[What you will do] Can you copy out the listing below line for line, with no changes, leaving out the pictures?

[Material shown]
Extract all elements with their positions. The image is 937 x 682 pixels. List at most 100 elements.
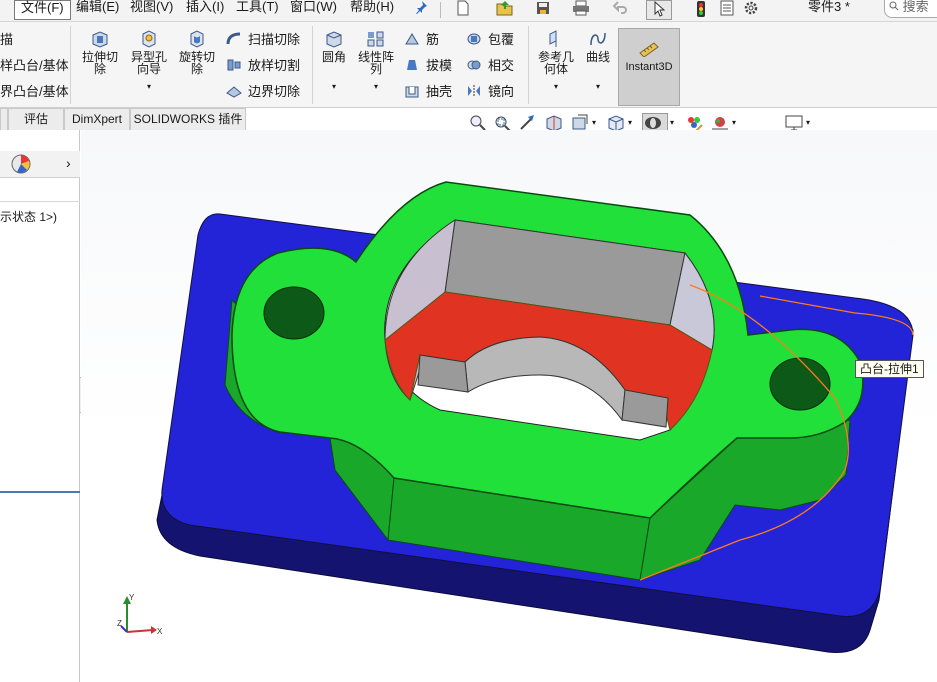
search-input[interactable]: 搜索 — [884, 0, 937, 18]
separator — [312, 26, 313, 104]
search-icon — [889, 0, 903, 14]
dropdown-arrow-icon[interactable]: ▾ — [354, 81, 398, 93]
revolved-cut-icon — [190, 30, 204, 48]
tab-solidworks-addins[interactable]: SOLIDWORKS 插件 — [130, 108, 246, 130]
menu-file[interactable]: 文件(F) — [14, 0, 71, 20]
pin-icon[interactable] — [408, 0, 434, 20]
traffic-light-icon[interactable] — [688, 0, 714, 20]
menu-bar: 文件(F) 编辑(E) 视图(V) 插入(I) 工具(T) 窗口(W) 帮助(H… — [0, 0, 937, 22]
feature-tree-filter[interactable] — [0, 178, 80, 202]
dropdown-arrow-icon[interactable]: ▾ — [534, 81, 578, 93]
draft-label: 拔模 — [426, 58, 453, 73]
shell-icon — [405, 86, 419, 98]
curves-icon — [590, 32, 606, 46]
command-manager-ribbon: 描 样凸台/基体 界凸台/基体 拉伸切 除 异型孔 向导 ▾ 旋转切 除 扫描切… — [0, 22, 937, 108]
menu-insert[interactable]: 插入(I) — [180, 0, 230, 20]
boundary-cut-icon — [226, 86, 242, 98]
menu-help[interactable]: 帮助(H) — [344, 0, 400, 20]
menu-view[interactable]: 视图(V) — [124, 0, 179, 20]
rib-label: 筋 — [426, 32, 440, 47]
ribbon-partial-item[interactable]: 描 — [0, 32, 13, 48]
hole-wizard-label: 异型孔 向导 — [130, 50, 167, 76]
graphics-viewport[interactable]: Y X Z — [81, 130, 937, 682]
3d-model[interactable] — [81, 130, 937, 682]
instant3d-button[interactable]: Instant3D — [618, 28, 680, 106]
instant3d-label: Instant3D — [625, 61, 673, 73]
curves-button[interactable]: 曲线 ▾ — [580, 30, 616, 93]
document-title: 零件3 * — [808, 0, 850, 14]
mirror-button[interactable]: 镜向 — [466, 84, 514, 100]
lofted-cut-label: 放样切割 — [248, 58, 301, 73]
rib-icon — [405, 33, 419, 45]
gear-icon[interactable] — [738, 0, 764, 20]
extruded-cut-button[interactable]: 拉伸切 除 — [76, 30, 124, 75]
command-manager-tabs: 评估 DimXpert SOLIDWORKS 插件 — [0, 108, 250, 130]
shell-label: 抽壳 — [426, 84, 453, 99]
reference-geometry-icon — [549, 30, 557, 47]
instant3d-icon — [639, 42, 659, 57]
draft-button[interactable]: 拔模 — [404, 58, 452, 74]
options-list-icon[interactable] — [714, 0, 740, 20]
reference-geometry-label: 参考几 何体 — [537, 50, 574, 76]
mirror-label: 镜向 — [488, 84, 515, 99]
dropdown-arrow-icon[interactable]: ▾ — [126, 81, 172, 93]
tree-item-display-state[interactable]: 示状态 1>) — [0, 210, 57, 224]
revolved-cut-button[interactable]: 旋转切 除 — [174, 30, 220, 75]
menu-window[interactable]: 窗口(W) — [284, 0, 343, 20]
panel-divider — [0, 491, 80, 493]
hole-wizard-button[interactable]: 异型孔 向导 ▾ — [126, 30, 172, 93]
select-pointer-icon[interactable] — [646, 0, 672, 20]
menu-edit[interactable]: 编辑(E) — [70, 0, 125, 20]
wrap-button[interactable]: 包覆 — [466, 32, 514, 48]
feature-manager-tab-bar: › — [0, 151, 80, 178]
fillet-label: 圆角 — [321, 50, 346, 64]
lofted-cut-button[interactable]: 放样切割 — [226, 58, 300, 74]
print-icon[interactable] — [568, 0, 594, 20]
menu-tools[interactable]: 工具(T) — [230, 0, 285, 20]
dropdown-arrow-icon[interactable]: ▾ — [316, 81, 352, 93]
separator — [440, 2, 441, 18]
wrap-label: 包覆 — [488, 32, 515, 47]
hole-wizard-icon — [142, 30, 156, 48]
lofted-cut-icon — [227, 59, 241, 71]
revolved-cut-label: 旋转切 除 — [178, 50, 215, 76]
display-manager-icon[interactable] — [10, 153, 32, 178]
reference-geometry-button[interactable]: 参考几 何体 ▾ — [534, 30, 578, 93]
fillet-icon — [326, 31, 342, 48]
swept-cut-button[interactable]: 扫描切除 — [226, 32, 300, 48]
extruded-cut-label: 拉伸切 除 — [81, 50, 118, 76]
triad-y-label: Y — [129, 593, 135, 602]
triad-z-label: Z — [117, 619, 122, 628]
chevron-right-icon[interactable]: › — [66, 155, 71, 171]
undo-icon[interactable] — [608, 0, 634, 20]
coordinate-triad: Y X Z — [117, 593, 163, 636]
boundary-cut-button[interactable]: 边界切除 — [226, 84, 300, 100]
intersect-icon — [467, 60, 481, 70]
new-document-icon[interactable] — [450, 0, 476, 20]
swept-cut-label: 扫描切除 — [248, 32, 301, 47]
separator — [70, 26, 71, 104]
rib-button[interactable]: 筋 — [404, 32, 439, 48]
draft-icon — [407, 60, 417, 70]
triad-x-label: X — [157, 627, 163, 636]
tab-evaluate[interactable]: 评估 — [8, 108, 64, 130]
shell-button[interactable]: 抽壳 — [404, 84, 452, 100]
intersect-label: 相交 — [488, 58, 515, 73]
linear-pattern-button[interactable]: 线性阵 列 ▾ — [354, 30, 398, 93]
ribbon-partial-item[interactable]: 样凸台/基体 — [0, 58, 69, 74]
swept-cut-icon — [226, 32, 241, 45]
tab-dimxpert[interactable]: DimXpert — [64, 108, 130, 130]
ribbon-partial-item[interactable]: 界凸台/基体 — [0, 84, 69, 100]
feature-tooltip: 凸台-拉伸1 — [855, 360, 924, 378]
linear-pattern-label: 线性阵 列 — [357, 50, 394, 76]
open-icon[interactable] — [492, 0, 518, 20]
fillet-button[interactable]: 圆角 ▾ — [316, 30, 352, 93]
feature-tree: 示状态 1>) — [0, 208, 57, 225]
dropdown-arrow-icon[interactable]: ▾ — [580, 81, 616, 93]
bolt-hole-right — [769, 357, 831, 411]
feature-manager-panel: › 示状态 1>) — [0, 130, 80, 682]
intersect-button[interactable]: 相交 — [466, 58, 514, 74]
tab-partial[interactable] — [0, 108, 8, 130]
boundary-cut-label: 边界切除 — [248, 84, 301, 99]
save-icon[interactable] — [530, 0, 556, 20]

[Result of this exercise]
Extract all elements with their positions. The image is 937 x 682 pixels. List at most 100 elements.
search-input[interactable]: 搜索 — [884, 0, 937, 18]
separator — [312, 26, 313, 104]
search-icon — [889, 0, 903, 14]
dropdown-arrow-icon[interactable]: ▾ — [354, 81, 398, 93]
revolved-cut-icon — [190, 30, 204, 48]
tab-solidworks-addins[interactable]: SOLIDWORKS 插件 — [130, 108, 246, 130]
menu-file[interactable]: 文件(F) — [14, 0, 71, 20]
pin-icon[interactable] — [408, 0, 434, 20]
traffic-light-icon[interactable] — [688, 0, 714, 20]
menu-bar: 文件(F) 编辑(E) 视图(V) 插入(I) 工具(T) 窗口(W) 帮助(H… — [0, 0, 937, 22]
feature-tree-filter[interactable] — [0, 178, 80, 202]
dropdown-arrow-icon[interactable]: ▾ — [534, 81, 578, 93]
draft-label: 拔模 — [426, 58, 453, 73]
shell-icon — [405, 86, 419, 98]
curves-icon — [590, 32, 606, 46]
command-manager-ribbon: 描 样凸台/基体 界凸台/基体 拉伸切 除 异型孔 向导 ▾ 旋转切 除 扫描切… — [0, 22, 937, 108]
menu-insert[interactable]: 插入(I) — [180, 0, 230, 20]
boundary-cut-icon — [226, 86, 242, 98]
menu-help[interactable]: 帮助(H) — [344, 0, 400, 20]
menu-view[interactable]: 视图(V) — [124, 0, 179, 20]
rib-label: 筋 — [426, 32, 440, 47]
ribbon-partial-item[interactable]: 描 — [0, 32, 13, 48]
hole-wizard-label: 异型孔 向导 — [130, 50, 167, 76]
graphics-viewport[interactable]: Y X Z — [81, 130, 937, 682]
3d-model[interactable] — [81, 130, 937, 682]
instant3d-button[interactable]: Instant3D — [618, 28, 680, 106]
instant3d-label: Instant3D — [625, 61, 673, 73]
curves-button[interactable]: 曲线 ▾ — [580, 30, 616, 93]
document-title: 零件3 * — [808, 0, 850, 14]
mirror-button[interactable]: 镜向 — [466, 84, 514, 100]
lofted-cut-label: 放样切割 — [248, 58, 301, 73]
rib-icon — [405, 33, 419, 45]
gear-icon[interactable] — [738, 0, 764, 20]
extruded-cut-button[interactable]: 拉伸切 除 — [76, 30, 124, 75]
command-manager-tabs: 评估 DimXpert SOLIDWORKS 插件 — [0, 108, 250, 130]
shell-label: 抽壳 — [426, 84, 453, 99]
reference-geometry-icon — [549, 30, 557, 47]
instant3d-icon — [639, 42, 659, 57]
draft-button[interactable]: 拔模 — [404, 58, 452, 74]
options-list-icon[interactable] — [714, 0, 740, 20]
reference-geometry-label: 参考几 何体 — [537, 50, 574, 76]
mirror-label: 镜向 — [488, 84, 515, 99]
dropdown-arrow-icon[interactable]: ▾ — [126, 81, 172, 93]
tree-item-display-state[interactable]: 示状态 1>) — [0, 210, 57, 224]
revolved-cut-button[interactable]: 旋转切 除 — [174, 30, 220, 75]
menu-window[interactable]: 窗口(W) — [284, 0, 343, 20]
panel-divider — [0, 491, 80, 493]
hole-wizard-button[interactable]: 异型孔 向导 ▾ — [126, 30, 172, 93]
select-pointer-icon[interactable] — [646, 0, 672, 20]
menu-edit[interactable]: 编辑(E) — [70, 0, 125, 20]
wrap-button[interactable]: 包覆 — [466, 32, 514, 48]
feature-manager-tab-bar: › — [0, 151, 80, 178]
fillet-label: 圆角 — [321, 50, 346, 64]
lofted-cut-button[interactable]: 放样切割 — [226, 58, 300, 74]
print-icon[interactable] — [568, 0, 594, 20]
menu-tools[interactable]: 工具(T) — [230, 0, 285, 20]
dropdown-arrow-icon[interactable]: ▾ — [316, 81, 352, 93]
separator — [440, 2, 441, 18]
wrap-label: 包覆 — [488, 32, 515, 47]
hole-wizard-icon — [142, 30, 156, 48]
lofted-cut-icon — [227, 59, 241, 71]
revolved-cut-label: 旋转切 除 — [178, 50, 215, 76]
display-manager-icon[interactable] — [10, 153, 32, 178]
reference-geometry-button[interactable]: 参考几 何体 ▾ — [534, 30, 578, 93]
fillet-icon — [326, 31, 342, 48]
swept-cut-button[interactable]: 扫描切除 — [226, 32, 300, 48]
extruded-cut-label: 拉伸切 除 — [81, 50, 118, 76]
triad-y-label: Y — [129, 593, 135, 602]
triad-z-label: Z — [117, 619, 122, 628]
chevron-right-icon[interactable]: › — [66, 155, 71, 171]
undo-icon[interactable] — [608, 0, 634, 20]
coordinate-triad: Y X Z — [117, 593, 163, 636]
boundary-cut-button[interactable]: 边界切除 — [226, 84, 300, 100]
intersect-icon — [467, 60, 481, 70]
new-document-icon[interactable] — [450, 0, 476, 20]
swept-cut-label: 扫描切除 — [248, 32, 301, 47]
separator — [70, 26, 71, 104]
rib-button[interactable]: 筋 — [404, 32, 439, 48]
draft-icon — [407, 60, 417, 70]
triad-x-label: X — [157, 627, 163, 636]
tab-evaluate[interactable]: 评估 — [8, 108, 64, 130]
shell-button[interactable]: 抽壳 — [404, 84, 452, 100]
intersect-label: 相交 — [488, 58, 515, 73]
linear-pattern-button[interactable]: 线性阵 列 ▾ — [354, 30, 398, 93]
ribbon-partial-item[interactable]: 样凸台/基体 — [0, 58, 69, 74]
swept-cut-icon — [226, 32, 241, 45]
tab-dimxpert[interactable]: DimXpert — [64, 108, 130, 130]
ribbon-partial-item[interactable]: 界凸台/基体 — [0, 84, 69, 100]
feature-tooltip: 凸台-拉伸1 — [855, 360, 924, 378]
linear-pattern-label: 线性阵 列 — [357, 50, 394, 76]
open-icon[interactable] — [492, 0, 518, 20]
fillet-button[interactable]: 圆角 ▾ — [316, 30, 352, 93]
feature-tree: 示状态 1>) — [0, 208, 57, 225]
dropdown-arrow-icon[interactable]: ▾ — [580, 81, 616, 93]
bolt-hole-right — [769, 357, 831, 411]
feature-manager-panel: › 示状态 1>) — [0, 130, 80, 682]
intersect-button[interactable]: 相交 — [466, 58, 514, 74]
tab-partial[interactable] — [0, 108, 8, 130]
boundary-cut-label: 边界切除 — [248, 84, 301, 99]
save-icon[interactable] — [530, 0, 556, 20]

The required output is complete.